OBJECTIVE: How many lines of the data hold the word "desc"? State the number and nothing else.

DATA FOR THE TASK:
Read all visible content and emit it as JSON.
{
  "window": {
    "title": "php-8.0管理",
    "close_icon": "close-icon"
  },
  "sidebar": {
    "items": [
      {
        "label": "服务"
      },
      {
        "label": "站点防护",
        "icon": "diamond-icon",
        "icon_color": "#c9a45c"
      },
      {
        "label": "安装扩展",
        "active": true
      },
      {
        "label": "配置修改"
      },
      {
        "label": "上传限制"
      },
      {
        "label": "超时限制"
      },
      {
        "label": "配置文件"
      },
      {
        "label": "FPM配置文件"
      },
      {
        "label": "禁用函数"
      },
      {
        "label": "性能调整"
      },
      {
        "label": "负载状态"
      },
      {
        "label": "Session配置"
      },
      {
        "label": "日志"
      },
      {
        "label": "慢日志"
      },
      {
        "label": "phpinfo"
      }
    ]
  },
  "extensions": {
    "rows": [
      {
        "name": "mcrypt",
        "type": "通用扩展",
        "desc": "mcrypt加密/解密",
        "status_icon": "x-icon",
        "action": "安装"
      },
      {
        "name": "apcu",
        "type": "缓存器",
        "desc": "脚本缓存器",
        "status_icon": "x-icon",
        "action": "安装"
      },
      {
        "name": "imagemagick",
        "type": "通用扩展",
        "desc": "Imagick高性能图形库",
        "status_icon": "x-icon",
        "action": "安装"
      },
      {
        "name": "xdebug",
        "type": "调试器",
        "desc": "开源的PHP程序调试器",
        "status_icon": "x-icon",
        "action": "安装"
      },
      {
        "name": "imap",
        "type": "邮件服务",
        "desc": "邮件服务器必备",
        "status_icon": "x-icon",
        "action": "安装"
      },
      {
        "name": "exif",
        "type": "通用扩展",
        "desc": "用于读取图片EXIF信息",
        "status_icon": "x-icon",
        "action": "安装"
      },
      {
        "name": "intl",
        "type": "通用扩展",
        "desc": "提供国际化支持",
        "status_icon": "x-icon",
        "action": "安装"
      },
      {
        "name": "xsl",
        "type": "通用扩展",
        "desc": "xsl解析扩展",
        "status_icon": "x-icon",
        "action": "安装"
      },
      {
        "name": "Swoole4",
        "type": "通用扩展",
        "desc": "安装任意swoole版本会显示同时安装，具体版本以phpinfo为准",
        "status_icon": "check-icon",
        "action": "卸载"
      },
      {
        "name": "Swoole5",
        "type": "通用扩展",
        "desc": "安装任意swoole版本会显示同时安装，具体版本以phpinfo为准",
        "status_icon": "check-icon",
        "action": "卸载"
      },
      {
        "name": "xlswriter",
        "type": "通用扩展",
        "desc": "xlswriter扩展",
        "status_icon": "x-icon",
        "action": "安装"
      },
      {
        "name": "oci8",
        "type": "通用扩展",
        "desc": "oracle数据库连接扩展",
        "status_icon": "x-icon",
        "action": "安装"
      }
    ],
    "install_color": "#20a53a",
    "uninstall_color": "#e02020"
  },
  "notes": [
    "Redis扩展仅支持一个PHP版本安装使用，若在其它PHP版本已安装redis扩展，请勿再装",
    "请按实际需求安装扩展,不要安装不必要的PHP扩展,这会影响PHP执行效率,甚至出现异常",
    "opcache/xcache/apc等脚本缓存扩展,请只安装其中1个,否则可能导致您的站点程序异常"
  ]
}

EXERCISE OUTPUT: 12